== What the task requires ==
Repeat the whole listing below, word for word.

== Extracted records ==

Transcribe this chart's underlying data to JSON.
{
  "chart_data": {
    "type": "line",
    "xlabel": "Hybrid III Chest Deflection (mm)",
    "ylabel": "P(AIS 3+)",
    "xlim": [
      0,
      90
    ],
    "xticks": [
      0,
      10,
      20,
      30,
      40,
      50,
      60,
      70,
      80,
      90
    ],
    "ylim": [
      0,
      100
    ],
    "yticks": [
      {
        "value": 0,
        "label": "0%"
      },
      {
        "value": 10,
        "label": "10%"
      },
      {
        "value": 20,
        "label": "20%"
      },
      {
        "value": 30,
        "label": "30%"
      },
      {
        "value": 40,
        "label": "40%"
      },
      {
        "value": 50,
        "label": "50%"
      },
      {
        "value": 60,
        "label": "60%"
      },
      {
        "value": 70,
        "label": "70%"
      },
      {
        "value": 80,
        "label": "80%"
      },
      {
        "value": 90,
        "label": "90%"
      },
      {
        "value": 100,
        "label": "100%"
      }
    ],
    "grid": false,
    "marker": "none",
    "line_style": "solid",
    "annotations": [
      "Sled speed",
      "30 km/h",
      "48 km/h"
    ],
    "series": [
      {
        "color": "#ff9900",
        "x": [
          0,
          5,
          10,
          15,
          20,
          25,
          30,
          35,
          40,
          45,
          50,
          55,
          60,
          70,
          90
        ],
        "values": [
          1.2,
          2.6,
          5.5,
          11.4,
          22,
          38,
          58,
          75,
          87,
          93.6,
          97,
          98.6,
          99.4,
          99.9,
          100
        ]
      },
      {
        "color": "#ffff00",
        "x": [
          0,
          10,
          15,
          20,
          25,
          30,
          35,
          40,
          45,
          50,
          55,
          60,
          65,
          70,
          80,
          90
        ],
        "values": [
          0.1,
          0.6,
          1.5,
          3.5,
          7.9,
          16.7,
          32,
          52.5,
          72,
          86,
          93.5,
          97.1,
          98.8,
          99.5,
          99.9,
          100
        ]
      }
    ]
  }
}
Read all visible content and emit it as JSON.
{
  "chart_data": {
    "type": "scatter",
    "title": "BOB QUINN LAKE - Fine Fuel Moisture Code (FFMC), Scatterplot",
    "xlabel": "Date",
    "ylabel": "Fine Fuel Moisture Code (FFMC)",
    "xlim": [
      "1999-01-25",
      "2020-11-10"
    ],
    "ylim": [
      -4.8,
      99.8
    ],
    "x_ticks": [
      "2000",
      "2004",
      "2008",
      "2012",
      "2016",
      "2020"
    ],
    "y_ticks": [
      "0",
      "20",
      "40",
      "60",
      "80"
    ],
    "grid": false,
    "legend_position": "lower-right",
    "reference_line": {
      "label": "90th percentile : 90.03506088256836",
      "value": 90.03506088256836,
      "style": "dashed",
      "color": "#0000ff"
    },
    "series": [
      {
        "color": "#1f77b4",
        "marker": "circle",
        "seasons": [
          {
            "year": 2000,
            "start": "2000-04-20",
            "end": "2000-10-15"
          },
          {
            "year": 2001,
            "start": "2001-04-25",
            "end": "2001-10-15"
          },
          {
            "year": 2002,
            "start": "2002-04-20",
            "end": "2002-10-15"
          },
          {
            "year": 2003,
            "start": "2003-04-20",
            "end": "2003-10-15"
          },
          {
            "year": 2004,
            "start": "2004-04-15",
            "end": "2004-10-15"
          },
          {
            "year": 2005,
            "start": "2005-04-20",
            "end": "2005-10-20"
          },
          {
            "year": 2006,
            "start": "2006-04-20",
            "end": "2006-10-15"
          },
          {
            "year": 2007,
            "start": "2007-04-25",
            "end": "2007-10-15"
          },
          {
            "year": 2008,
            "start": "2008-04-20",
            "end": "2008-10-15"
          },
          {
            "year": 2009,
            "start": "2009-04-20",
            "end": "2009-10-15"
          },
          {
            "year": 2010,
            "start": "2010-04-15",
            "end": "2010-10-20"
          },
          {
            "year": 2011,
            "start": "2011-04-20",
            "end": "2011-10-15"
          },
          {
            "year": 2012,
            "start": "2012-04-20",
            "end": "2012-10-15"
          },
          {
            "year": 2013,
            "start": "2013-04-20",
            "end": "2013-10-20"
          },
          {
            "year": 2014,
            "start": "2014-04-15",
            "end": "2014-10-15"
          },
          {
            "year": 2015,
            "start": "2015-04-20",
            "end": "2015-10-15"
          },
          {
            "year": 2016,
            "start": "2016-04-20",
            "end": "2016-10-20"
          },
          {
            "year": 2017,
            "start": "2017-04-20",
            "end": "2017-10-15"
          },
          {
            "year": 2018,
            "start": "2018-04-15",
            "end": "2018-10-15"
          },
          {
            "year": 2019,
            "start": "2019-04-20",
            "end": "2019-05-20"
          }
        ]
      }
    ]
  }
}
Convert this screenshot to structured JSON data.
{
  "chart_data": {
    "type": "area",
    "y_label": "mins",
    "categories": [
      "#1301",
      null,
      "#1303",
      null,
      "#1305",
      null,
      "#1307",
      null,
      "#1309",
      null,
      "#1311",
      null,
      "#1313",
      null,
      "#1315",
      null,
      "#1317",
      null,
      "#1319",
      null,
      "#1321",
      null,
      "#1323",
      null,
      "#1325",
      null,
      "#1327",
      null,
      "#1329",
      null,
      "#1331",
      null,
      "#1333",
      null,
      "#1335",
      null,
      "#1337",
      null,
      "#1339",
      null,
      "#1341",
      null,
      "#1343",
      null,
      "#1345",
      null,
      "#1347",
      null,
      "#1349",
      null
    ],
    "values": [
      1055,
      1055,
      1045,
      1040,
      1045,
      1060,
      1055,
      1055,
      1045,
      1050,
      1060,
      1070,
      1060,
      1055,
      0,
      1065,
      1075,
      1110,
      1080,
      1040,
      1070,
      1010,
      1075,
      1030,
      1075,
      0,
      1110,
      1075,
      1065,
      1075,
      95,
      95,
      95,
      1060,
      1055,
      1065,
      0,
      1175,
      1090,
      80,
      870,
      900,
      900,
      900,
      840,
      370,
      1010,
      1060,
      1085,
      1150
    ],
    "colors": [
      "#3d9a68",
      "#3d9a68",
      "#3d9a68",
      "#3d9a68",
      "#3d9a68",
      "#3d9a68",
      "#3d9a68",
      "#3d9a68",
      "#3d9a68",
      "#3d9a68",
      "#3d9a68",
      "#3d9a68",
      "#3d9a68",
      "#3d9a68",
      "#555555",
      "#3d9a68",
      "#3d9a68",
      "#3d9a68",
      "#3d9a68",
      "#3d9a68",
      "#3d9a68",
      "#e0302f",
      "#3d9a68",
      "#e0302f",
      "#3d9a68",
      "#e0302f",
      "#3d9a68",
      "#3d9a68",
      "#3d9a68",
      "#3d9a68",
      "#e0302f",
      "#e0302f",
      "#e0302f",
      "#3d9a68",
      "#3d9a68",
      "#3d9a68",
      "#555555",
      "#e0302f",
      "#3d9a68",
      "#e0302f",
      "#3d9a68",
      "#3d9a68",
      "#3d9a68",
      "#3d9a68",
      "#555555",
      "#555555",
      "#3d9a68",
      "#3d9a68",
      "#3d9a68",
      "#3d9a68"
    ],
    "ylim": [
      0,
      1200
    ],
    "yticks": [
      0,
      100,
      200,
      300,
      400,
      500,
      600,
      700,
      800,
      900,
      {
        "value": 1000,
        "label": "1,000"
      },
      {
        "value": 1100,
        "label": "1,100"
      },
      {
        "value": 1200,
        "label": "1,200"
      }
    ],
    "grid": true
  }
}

== Solution to the problem ==
Transcribe this chart's underlying data to JSON.
{
  "chart_data": {
    "type": "line",
    "xlabel": "Hybrid III Chest Deflection (mm)",
    "ylabel": "P(AIS 3+)",
    "xlim": [
      0,
      90
    ],
    "xticks": [
      0,
      10,
      20,
      30,
      40,
      50,
      60,
      70,
      80,
      90
    ],
    "ylim": [
      0,
      100
    ],
    "yticks": [
      {
        "value": 0,
        "label": "0%"
      },
      {
        "value": 10,
        "label": "10%"
      },
      {
        "value": 20,
        "label": "20%"
      },
      {
        "value": 30,
        "label": "30%"
      },
      {
        "value": 40,
        "label": "40%"
      },
      {
        "value": 50,
        "label": "50%"
      },
      {
        "value": 60,
        "label": "60%"
      },
      {
        "value": 70,
        "label": "70%"
      },
      {
        "value": 80,
        "label": "80%"
      },
      {
        "value": 90,
        "label": "90%"
      },
      {
        "value": 100,
        "label": "100%"
      }
    ],
    "grid": false,
    "marker": "none",
    "line_style": "solid",
    "annotations": [
      "Sled speed",
      "30 km/h",
      "48 km/h"
    ],
    "series": [
      {
        "color": "#ff9900",
        "x": [
          0,
          5,
          10,
          15,
          20,
          25,
          30,
          35,
          40,
          45,
          50,
          55,
          60,
          70,
          90
        ],
        "values": [
          1.2,
          2.6,
          5.5,
          11.4,
          22,
          38,
          58,
          75,
          87,
          93.6,
          97,
          98.6,
          99.4,
          99.9,
          100
        ]
      },
      {
        "color": "#ffff00",
        "x": [
          0,
          10,
          15,
          20,
          25,
          30,
          35,
          40,
          45,
          50,
          55,
          60,
          65,
          70,
          80,
          90
        ],
        "values": [
          0.1,
          0.6,
          1.5,
          3.5,
          7.9,
          16.7,
          32,
          52.5,
          72,
          86,
          93.5,
          97.1,
          98.8,
          99.5,
          99.9,
          100
        ]
      }
    ]
  }
}
Read all visible content and emit it as JSON.
{
  "chart_data": {
    "type": "scatter",
    "title": "BOB QUINN LAKE - Fine Fuel Moisture Code (FFMC), Scatterplot",
    "xlabel": "Date",
    "ylabel": "Fine Fuel Moisture Code (FFMC)",
    "xlim": [
      "1999-01-25",
      "2020-11-10"
    ],
    "ylim": [
      -4.8,
      99.8
    ],
    "x_ticks": [
      "2000",
      "2004",
      "2008",
      "2012",
      "2016",
      "2020"
    ],
    "y_ticks": [
      "0",
      "20",
      "40",
      "60",
      "80"
    ],
    "grid": false,
    "legend_position": "lower-right",
    "reference_line": {
      "label": "90th percentile : 90.03506088256836",
      "value": 90.03506088256836,
      "style": "dashed",
      "color": "#0000ff"
    },
    "series": [
      {
        "color": "#1f77b4",
        "marker": "circle",
        "seasons": [
          {
            "year": 2000,
            "start": "2000-04-20",
            "end": "2000-10-15"
          },
          {
            "year": 2001,
            "start": "2001-04-25",
            "end": "2001-10-15"
          },
          {
            "year": 2002,
            "start": "2002-04-20",
            "end": "2002-10-15"
          },
          {
            "year": 2003,
            "start": "2003-04-20",
            "end": "2003-10-15"
          },
          {
            "year": 2004,
            "start": "2004-04-15",
            "end": "2004-10-15"
          },
          {
            "year": 2005,
            "start": "2005-04-20",
            "end": "2005-10-20"
          },
          {
            "year": 2006,
            "start": "2006-04-20",
            "end": "2006-10-15"
          },
          {
            "year": 2007,
            "start": "2007-04-25",
            "end": "2007-10-15"
          },
          {
            "year": 2008,
            "start": "2008-04-20",
            "end": "2008-10-15"
          },
          {
            "year": 2009,
            "start": "2009-04-20",
            "end": "2009-10-15"
          },
          {
            "year": 2010,
            "start": "2010-04-15",
            "end": "2010-10-20"
          },
          {
            "year": 2011,
            "start": "2011-04-20",
            "end": "2011-10-15"
          },
          {
            "year": 2012,
            "start": "2012-04-20",
            "end": "2012-10-15"
          },
          {
            "year": 2013,
            "start": "2013-04-20",
            "end": "2013-10-20"
          },
          {
            "year": 2014,
            "start": "2014-04-15",
            "end": "2014-10-15"
          },
          {
            "year": 2015,
            "start": "2015-04-20",
            "end": "2015-10-15"
          },
          {
            "year": 2016,
            "start": "2016-04-20",
            "end": "2016-10-20"
          },
          {
            "year": 2017,
            "start": "2017-04-20",
            "end": "2017-10-15"
          },
          {
            "year": 2018,
            "start": "2018-04-15",
            "end": "2018-10-15"
          },
          {
            "year": 2019,
            "start": "2019-04-20",
            "end": "2019-05-20"
          }
        ]
      }
    ]
  }
}
Convert this screenshot to structured JSON data.
{
  "chart_data": {
    "type": "area",
    "y_label": "mins",
    "categories": [
      "#1301",
      null,
      "#1303",
      null,
      "#1305",
      null,
      "#1307",
      null,
      "#1309",
      null,
      "#1311",
      null,
      "#1313",
      null,
      "#1315",
      null,
      "#1317",
      null,
      "#1319",
      null,
      "#1321",
      null,
      "#1323",
      null,
      "#1325",
      null,
      "#1327",
      null,
      "#1329",
      null,
      "#1331",
      null,
      "#1333",
      null,
      "#1335",
      null,
      "#1337",
      null,
      "#1339",
      null,
      "#1341",
      null,
      "#1343",
      null,
      "#1345",
      null,
      "#1347",
      null,
      "#1349",
      null
    ],
    "values": [
      1055,
      1055,
      1045,
      1040,
      1045,
      1060,
      1055,
      1055,
      1045,
      1050,
      1060,
      1070,
      1060,
      1055,
      0,
      1065,
      1075,
      1110,
      1080,
      1040,
      1070,
      1010,
      1075,
      1030,
      1075,
      0,
      1110,
      1075,
      1065,
      1075,
      95,
      95,
      95,
      1060,
      1055,
      1065,
      0,
      1175,
      1090,
      80,
      870,
      900,
      900,
      900,
      840,
      370,
      1010,
      1060,
      1085,
      1150
    ],
    "colors": [
      "#3d9a68",
      "#3d9a68",
      "#3d9a68",
      "#3d9a68",
      "#3d9a68",
      "#3d9a68",
      "#3d9a68",
      "#3d9a68",
      "#3d9a68",
      "#3d9a68",
      "#3d9a68",
      "#3d9a68",
      "#3d9a68",
      "#3d9a68",
      "#555555",
      "#3d9a68",
      "#3d9a68",
      "#3d9a68",
      "#3d9a68",
      "#3d9a68",
      "#3d9a68",
      "#e0302f",
      "#3d9a68",
      "#e0302f",
      "#3d9a68",
      "#e0302f",
      "#3d9a68",
      "#3d9a68",
      "#3d9a68",
      "#3d9a68",
      "#e0302f",
      "#e0302f",
      "#e0302f",
      "#3d9a68",
      "#3d9a68",
      "#3d9a68",
      "#555555",
      "#e0302f",
      "#3d9a68",
      "#e0302f",
      "#3d9a68",
      "#3d9a68",
      "#3d9a68",
      "#3d9a68",
      "#555555",
      "#555555",
      "#3d9a68",
      "#3d9a68",
      "#3d9a68",
      "#3d9a68"
    ],
    "ylim": [
      0,
      1200
    ],
    "yticks": [
      0,
      100,
      200,
      300,
      400,
      500,
      600,
      700,
      800,
      900,
      {
        "value": 1000,
        "label": "1,000"
      },
      {
        "value": 1100,
        "label": "1,100"
      },
      {
        "value": 1200,
        "label": "1,200"
      }
    ],
    "grid": true
  }
}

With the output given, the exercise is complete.